:: DATA SHOWN

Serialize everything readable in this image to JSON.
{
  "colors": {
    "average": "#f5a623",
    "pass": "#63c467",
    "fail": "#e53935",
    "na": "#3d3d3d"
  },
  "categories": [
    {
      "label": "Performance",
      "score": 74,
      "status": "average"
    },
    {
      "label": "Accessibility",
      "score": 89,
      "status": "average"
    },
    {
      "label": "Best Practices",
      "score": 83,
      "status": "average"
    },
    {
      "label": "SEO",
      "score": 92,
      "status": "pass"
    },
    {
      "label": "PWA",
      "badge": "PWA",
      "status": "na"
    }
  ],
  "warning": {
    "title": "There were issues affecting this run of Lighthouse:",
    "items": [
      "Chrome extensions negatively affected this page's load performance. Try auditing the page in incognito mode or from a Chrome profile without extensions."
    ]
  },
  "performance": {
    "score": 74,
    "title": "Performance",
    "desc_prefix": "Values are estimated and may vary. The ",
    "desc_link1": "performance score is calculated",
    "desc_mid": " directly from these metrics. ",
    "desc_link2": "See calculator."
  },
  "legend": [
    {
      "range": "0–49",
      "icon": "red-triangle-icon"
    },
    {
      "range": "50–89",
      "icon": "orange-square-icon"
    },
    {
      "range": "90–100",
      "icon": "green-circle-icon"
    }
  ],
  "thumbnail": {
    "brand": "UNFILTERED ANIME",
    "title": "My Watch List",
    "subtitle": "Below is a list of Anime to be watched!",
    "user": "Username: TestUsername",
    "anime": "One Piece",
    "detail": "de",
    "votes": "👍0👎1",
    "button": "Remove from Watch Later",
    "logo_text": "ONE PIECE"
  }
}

::::

= THE REQUEST =
Search the data above for the word "score", then gather each line in which it appears.

= RESULT FOR THIS TASK =
      "score": 74,
      "score": 89,
      "score": 83,
      "score": 92,
    "score": 74,
    "desc_link1": "performance score is calculated",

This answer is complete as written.